## Work to be completed
Could you transcribe every record below exactly as written, leaving out any pictures?

## Provided entries
________

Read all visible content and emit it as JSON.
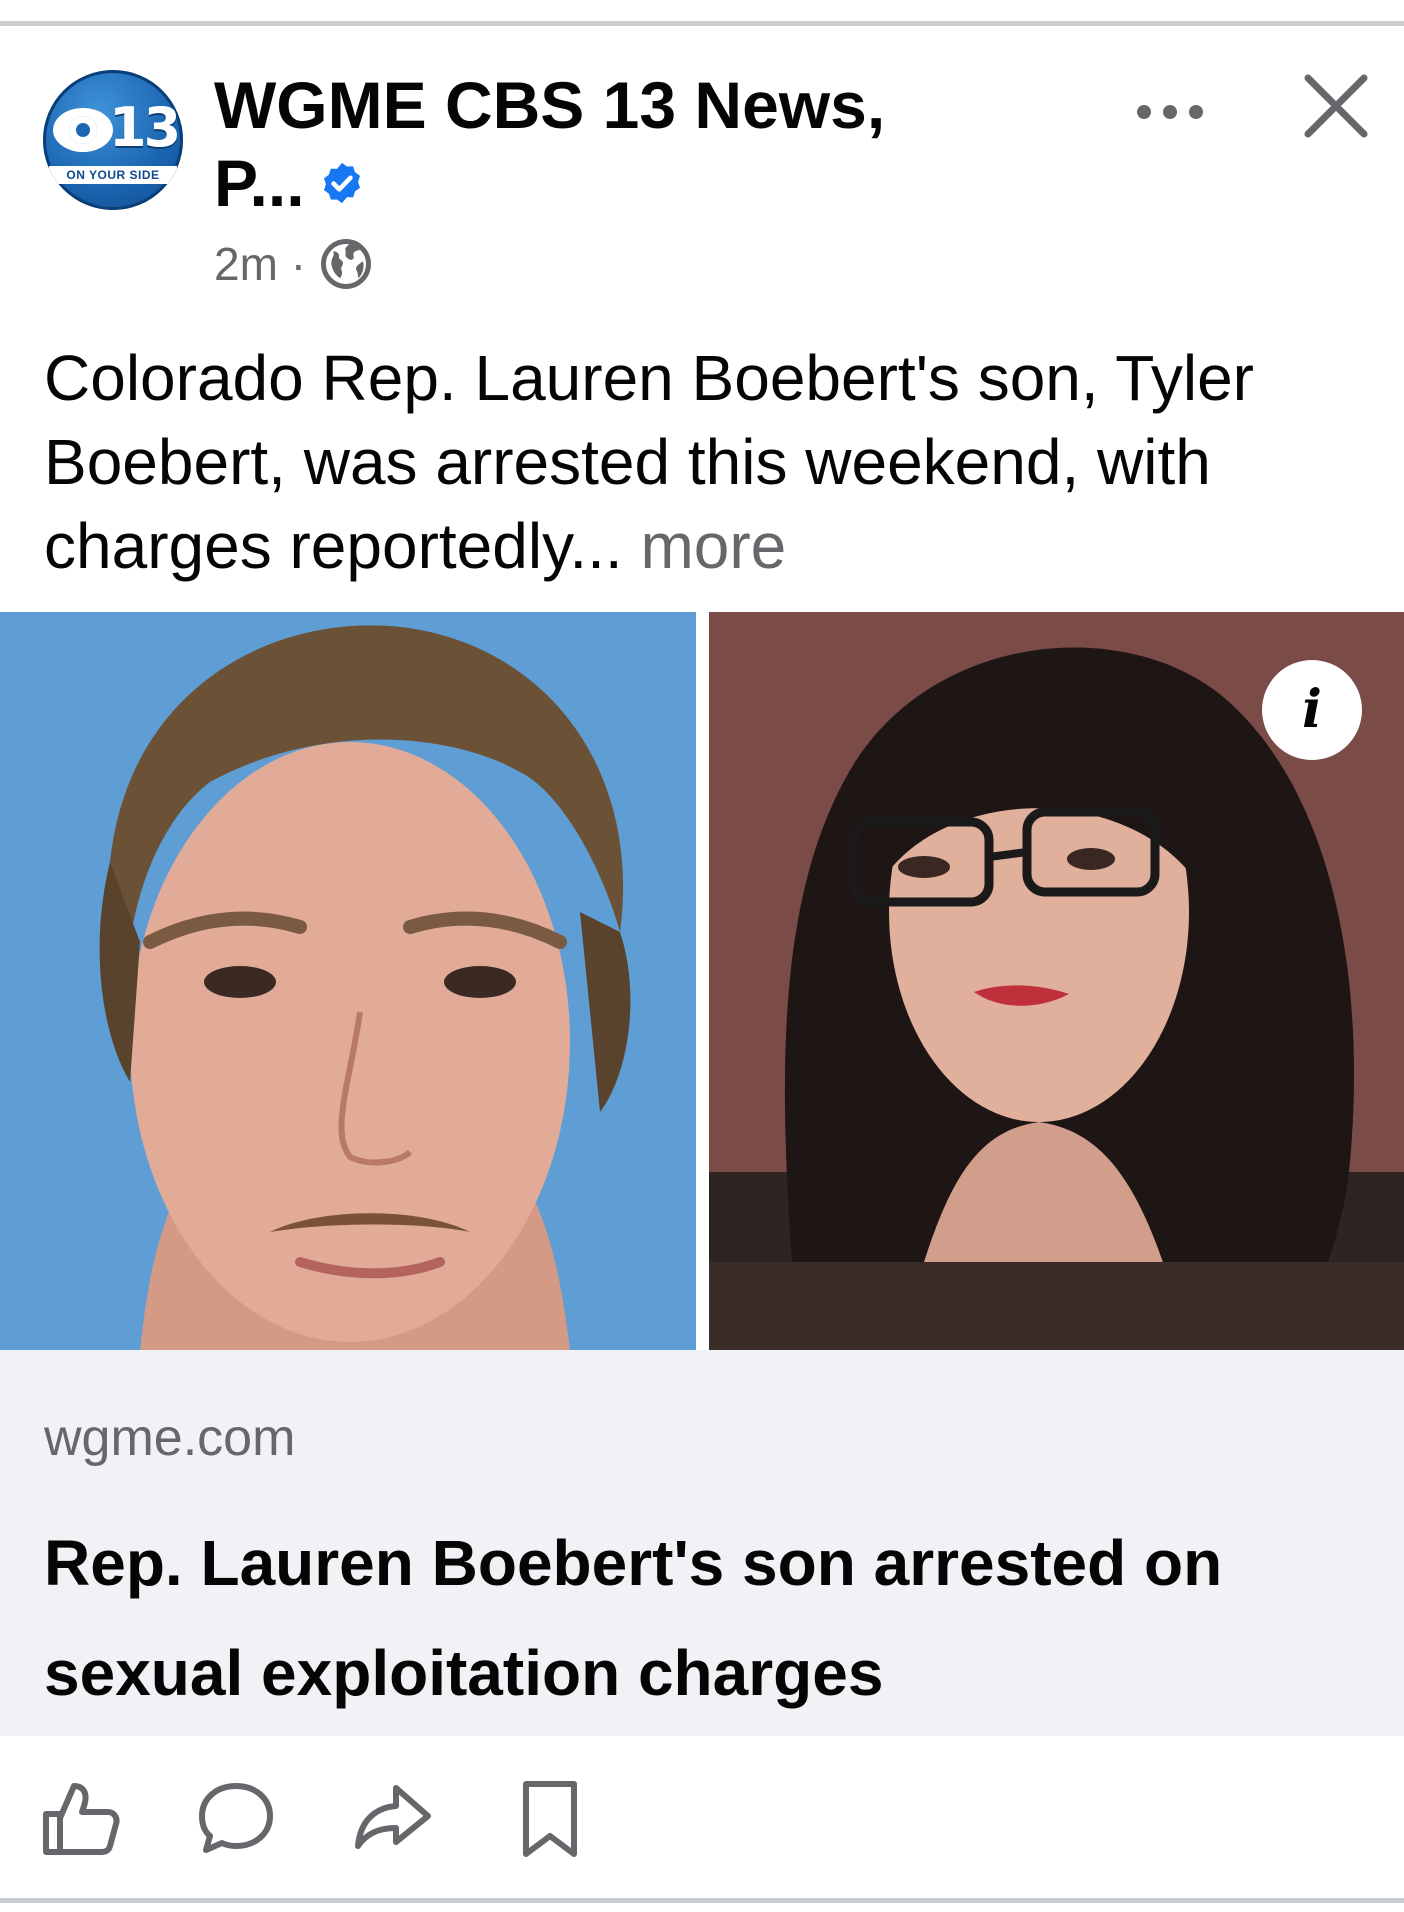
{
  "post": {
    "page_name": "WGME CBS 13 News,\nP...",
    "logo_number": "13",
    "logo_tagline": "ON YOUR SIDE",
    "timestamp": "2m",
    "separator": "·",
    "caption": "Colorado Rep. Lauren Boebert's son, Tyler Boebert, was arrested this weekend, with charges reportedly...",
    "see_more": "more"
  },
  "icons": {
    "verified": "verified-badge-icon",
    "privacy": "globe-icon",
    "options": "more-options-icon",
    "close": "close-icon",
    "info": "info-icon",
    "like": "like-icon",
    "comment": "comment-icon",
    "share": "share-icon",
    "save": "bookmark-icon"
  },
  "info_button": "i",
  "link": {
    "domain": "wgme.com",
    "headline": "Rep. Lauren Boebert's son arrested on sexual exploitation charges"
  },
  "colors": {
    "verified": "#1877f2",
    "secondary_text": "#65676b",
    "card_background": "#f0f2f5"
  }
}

________

## Answer to the problem
Read all visible content and emit it as JSON.
{
  "post": {
    "page_name": "WGME CBS 13 News,\nP...",
    "logo_number": "13",
    "logo_tagline": "ON YOUR SIDE",
    "timestamp": "2m",
    "separator": "·",
    "caption": "Colorado Rep. Lauren Boebert's son, Tyler Boebert, was arrested this weekend, with charges reportedly...",
    "see_more": "more"
  },
  "icons": {
    "verified": "verified-badge-icon",
    "privacy": "globe-icon",
    "options": "more-options-icon",
    "close": "close-icon",
    "info": "info-icon",
    "like": "like-icon",
    "comment": "comment-icon",
    "share": "share-icon",
    "save": "bookmark-icon"
  },
  "info_button": "i",
  "link": {
    "domain": "wgme.com",
    "headline": "Rep. Lauren Boebert's son arrested on sexual exploitation charges"
  },
  "colors": {
    "verified": "#1877f2",
    "secondary_text": "#65676b",
    "card_background": "#f0f2f5"
  }
}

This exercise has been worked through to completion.